WHAT THE TASK REQUIRES:
Transcribe every entry below word for word, but skip the pictures.

################

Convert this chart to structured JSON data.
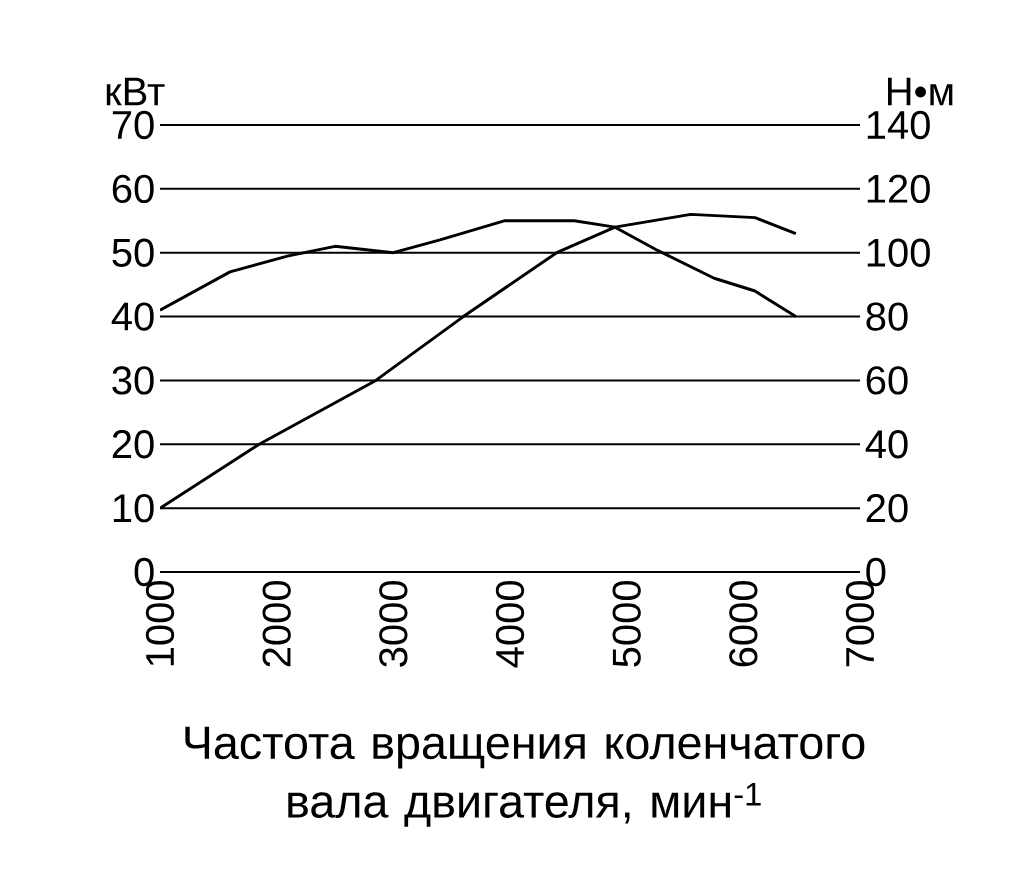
{
  "chart_data": {
    "type": "line",
    "xlabel": "Частота вращения коленчатого вала двигателя,  мин$^{-1}$",
    "ylabel": "кВт",
    "y2label": "Н•м",
    "xlim": [
      1000,
      7000
    ],
    "xticks": [
      1000,
      2000,
      3000,
      4000,
      5000,
      6000,
      7000
    ],
    "ylim": [
      0,
      70
    ],
    "yticks": [
      0,
      10,
      20,
      30,
      40,
      50,
      60,
      70
    ],
    "y2lim": [
      0,
      140
    ],
    "y2ticks": [
      0,
      20,
      40,
      60,
      80,
      100,
      120,
      140
    ],
    "grid": "y",
    "line_style": "solid",
    "series": [
      {
        "color": "#000000",
        "x": [
          1000,
          1850,
          2850,
          3600,
          4400,
          4900,
          5550,
          6100,
          6450
        ],
        "values": [
          10,
          20,
          30,
          40,
          50,
          54,
          56,
          55.5,
          53
        ]
      },
      {
        "color": "#000000",
        "axis": "y2",
        "x": [
          1000,
          1600,
          2100,
          2500,
          3000,
          3400,
          3950,
          4550,
          4900,
          5250,
          5750,
          6100,
          6450
        ],
        "values": [
          82,
          94,
          99,
          102,
          100,
          104,
          110,
          110,
          108,
          101,
          92,
          88,
          80
        ]
      }
    ]
  }
}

################

EXERCISE RESULT:
Convert this chart to structured JSON data.
{
  "chart_data": {
    "type": "line",
    "xlabel": "Частота вращения коленчатого вала двигателя,  мин$^{-1}$",
    "ylabel": "кВт",
    "y2label": "Н•м",
    "xlim": [
      1000,
      7000
    ],
    "xticks": [
      1000,
      2000,
      3000,
      4000,
      5000,
      6000,
      7000
    ],
    "ylim": [
      0,
      70
    ],
    "yticks": [
      0,
      10,
      20,
      30,
      40,
      50,
      60,
      70
    ],
    "y2lim": [
      0,
      140
    ],
    "y2ticks": [
      0,
      20,
      40,
      60,
      80,
      100,
      120,
      140
    ],
    "grid": "y",
    "line_style": "solid",
    "series": [
      {
        "color": "#000000",
        "x": [
          1000,
          1850,
          2850,
          3600,
          4400,
          4900,
          5550,
          6100,
          6450
        ],
        "values": [
          10,
          20,
          30,
          40,
          50,
          54,
          56,
          55.5,
          53
        ]
      },
      {
        "color": "#000000",
        "axis": "y2",
        "x": [
          1000,
          1600,
          2100,
          2500,
          3000,
          3400,
          3950,
          4550,
          4900,
          5250,
          5750,
          6100,
          6450
        ],
        "values": [
          82,
          94,
          99,
          102,
          100,
          104,
          110,
          110,
          108,
          101,
          92,
          88,
          80
        ]
      }
    ]
  }
}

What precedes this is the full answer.